== PROBLEM STATEMENT ==
Go through the listing and pick out each line with the word "Diziler" in it.

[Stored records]
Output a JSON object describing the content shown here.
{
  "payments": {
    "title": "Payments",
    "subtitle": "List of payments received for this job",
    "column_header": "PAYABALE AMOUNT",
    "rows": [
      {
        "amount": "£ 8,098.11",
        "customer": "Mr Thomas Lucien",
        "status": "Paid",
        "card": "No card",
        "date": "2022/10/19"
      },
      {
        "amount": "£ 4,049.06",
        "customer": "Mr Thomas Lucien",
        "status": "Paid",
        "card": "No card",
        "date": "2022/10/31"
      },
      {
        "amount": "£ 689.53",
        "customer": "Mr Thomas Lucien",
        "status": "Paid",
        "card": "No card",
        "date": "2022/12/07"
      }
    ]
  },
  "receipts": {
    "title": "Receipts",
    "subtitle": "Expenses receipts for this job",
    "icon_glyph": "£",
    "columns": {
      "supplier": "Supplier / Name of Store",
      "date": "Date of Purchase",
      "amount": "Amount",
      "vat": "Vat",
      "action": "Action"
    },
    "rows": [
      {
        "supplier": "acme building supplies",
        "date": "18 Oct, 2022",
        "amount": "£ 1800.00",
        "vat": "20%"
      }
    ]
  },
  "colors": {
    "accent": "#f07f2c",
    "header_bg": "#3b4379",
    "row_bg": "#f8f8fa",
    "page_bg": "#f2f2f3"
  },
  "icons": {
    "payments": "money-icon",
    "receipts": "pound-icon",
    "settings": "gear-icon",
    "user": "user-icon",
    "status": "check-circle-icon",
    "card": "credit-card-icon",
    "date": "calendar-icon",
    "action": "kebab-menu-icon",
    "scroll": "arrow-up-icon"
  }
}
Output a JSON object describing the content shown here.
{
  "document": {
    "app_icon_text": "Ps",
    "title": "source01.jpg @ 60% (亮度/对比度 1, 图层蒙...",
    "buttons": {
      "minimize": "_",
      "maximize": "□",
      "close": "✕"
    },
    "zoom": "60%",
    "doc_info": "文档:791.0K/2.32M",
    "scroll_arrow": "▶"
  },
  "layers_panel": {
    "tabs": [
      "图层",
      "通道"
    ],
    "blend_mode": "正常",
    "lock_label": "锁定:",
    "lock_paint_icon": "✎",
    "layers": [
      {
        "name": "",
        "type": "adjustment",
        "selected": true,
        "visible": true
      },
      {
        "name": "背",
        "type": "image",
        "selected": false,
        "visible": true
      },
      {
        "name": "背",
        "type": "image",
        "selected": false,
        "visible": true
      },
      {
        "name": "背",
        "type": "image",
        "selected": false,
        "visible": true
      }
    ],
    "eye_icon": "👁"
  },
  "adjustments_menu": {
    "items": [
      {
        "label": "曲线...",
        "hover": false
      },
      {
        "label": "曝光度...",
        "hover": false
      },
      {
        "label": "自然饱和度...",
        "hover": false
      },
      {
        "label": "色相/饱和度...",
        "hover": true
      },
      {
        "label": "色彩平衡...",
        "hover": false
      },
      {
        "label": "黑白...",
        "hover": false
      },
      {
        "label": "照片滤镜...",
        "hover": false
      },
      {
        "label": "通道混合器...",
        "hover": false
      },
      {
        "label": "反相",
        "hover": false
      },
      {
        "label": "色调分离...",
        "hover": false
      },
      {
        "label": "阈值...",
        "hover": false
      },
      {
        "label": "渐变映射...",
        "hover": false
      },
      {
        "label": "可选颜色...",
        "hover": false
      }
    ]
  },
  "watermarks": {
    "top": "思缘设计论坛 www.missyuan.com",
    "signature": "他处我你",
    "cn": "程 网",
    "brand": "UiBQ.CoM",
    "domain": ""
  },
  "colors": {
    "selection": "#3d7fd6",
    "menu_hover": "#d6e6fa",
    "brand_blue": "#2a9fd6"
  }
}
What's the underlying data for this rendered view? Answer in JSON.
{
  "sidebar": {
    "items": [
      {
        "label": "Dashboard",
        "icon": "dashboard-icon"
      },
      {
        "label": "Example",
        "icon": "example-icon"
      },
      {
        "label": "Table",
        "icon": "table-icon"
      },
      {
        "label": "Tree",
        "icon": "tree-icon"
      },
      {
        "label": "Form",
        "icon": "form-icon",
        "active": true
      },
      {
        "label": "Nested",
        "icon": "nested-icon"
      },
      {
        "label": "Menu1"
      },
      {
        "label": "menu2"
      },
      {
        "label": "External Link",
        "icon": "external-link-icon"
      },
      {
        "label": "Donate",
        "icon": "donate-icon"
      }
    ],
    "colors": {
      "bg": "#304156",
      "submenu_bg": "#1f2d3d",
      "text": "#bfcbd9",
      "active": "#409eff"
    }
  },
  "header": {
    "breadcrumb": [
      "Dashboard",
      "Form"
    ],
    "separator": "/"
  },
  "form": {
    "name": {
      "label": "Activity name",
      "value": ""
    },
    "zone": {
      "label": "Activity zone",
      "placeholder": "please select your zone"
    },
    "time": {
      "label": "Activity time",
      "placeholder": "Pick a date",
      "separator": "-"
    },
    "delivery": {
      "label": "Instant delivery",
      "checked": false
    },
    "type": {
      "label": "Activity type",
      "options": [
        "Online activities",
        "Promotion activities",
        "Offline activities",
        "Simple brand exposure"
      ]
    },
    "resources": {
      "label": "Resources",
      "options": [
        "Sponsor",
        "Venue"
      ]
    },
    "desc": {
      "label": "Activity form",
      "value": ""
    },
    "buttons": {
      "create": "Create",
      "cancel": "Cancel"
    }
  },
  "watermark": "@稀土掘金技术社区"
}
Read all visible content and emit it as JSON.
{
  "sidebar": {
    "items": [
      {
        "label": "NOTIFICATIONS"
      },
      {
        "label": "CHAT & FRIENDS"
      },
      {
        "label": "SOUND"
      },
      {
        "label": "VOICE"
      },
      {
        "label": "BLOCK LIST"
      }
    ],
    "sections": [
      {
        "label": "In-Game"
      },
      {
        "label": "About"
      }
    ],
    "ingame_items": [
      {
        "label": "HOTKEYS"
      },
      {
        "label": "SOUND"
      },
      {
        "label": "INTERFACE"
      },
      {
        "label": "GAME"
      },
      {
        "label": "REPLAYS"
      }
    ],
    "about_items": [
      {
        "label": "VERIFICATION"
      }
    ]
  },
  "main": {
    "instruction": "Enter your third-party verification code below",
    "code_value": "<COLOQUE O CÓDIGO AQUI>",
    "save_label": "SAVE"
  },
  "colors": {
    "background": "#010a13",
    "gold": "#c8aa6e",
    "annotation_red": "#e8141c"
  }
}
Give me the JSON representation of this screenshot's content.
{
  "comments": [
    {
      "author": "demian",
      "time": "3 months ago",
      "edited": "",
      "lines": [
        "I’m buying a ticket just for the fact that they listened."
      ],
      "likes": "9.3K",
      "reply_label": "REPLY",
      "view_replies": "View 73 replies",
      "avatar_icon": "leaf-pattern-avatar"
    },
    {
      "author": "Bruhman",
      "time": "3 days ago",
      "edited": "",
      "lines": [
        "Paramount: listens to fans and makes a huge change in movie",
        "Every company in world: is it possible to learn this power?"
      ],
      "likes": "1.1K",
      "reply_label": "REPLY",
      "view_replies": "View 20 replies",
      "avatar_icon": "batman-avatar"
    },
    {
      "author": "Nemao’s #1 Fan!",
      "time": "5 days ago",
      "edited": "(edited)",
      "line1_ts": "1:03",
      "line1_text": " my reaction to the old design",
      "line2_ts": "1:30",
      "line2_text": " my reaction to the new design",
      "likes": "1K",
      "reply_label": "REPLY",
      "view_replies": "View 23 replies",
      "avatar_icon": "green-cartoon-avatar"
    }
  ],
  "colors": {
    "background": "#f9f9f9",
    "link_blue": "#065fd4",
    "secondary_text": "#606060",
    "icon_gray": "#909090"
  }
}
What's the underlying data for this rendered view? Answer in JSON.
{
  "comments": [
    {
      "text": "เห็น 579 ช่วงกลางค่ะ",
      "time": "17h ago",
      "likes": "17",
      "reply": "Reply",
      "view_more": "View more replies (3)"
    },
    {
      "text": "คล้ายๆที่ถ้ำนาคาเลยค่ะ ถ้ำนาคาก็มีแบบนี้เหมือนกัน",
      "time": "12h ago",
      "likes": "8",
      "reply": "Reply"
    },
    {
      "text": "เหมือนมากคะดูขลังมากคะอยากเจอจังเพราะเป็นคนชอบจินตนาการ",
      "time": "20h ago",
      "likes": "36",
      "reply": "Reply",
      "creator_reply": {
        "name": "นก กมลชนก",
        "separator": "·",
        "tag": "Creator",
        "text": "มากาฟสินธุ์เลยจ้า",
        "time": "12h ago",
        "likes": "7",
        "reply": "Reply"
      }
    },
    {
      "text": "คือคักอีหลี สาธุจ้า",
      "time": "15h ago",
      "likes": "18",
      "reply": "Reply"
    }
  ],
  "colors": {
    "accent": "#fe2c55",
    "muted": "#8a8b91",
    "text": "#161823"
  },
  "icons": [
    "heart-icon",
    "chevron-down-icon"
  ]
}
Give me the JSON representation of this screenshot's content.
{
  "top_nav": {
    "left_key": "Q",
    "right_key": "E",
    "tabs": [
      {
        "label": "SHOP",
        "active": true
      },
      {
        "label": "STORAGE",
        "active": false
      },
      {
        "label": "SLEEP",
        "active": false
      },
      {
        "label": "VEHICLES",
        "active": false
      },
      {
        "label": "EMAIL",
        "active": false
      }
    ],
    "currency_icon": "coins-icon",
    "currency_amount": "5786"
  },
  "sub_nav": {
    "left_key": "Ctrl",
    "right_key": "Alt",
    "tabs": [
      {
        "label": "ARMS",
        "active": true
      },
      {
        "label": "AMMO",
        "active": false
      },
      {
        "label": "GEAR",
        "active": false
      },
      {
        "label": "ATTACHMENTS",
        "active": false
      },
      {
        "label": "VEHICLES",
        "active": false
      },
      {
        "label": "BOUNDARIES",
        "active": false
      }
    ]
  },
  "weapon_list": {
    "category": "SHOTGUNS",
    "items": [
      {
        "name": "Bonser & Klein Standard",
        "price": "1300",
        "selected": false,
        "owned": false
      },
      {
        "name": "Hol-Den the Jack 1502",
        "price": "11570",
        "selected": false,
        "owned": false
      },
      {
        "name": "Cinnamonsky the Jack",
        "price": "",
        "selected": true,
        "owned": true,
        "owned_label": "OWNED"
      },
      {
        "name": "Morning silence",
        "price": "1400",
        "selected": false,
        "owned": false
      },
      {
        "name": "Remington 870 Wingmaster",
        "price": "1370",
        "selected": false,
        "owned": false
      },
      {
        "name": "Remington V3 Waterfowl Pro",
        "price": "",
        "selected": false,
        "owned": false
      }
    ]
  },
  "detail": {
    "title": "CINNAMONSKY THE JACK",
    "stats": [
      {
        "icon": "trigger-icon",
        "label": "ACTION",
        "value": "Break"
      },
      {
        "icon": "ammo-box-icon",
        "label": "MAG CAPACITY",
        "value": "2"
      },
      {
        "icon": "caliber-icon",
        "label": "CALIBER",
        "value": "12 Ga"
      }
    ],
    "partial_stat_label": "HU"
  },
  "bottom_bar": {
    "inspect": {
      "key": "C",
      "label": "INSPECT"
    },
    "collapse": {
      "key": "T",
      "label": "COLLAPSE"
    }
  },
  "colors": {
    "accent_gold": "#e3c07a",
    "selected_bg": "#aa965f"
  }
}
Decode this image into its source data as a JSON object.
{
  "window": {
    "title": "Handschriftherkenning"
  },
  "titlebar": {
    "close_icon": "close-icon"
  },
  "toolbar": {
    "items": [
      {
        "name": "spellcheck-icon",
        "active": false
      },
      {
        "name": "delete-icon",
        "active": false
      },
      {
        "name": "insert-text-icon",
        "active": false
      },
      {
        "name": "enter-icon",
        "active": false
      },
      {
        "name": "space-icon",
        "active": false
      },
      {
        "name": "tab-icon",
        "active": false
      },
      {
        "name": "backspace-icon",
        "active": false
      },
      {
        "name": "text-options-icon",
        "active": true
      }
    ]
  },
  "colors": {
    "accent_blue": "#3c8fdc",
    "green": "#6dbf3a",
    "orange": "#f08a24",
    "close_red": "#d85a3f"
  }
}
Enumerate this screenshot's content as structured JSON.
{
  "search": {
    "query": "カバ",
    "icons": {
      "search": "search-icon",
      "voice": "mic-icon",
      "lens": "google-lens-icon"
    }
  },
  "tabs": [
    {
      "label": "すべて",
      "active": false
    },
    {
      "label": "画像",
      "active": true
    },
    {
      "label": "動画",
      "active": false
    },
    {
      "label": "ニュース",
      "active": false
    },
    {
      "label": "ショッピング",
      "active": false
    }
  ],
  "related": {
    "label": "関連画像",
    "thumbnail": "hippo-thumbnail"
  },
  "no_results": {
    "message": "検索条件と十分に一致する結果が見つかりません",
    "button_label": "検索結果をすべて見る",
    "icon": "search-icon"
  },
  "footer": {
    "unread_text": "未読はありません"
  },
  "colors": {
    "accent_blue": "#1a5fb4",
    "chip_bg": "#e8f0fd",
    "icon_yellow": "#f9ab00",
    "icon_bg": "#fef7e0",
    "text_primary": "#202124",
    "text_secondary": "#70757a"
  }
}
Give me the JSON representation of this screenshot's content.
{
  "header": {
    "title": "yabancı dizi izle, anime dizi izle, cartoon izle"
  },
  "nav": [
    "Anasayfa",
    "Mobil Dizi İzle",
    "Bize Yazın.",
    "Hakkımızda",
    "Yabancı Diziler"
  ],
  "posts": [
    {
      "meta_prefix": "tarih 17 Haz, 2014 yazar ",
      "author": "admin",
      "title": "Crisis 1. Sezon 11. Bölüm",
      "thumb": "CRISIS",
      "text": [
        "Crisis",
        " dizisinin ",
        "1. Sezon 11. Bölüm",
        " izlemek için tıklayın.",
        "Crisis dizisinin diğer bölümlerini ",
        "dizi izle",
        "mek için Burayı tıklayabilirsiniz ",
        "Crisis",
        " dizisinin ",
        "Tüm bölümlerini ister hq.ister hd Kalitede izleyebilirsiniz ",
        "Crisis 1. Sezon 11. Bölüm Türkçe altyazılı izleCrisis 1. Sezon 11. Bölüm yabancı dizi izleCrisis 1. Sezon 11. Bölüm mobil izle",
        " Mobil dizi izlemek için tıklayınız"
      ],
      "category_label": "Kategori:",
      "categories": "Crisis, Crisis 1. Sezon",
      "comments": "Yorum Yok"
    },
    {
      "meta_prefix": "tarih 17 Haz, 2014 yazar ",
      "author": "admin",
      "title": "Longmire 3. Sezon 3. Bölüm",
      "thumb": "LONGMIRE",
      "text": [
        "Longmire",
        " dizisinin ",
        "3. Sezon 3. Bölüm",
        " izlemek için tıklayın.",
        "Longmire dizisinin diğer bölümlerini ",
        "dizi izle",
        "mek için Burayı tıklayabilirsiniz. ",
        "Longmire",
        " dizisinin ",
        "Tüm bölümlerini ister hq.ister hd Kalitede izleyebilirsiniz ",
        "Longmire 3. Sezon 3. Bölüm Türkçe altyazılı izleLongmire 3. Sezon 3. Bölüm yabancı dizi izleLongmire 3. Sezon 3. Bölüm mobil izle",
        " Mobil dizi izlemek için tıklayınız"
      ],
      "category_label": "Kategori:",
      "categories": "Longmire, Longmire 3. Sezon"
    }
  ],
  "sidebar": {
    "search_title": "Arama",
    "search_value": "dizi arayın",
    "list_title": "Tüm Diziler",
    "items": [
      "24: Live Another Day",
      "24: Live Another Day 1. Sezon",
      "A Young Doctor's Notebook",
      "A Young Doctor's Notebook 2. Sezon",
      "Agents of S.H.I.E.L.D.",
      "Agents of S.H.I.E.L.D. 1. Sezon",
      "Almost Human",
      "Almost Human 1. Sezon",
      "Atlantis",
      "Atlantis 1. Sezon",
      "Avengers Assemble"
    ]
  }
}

== TASK RESULT ==
    "Yabancı Diziler"
    "list_title": "Tüm Diziler",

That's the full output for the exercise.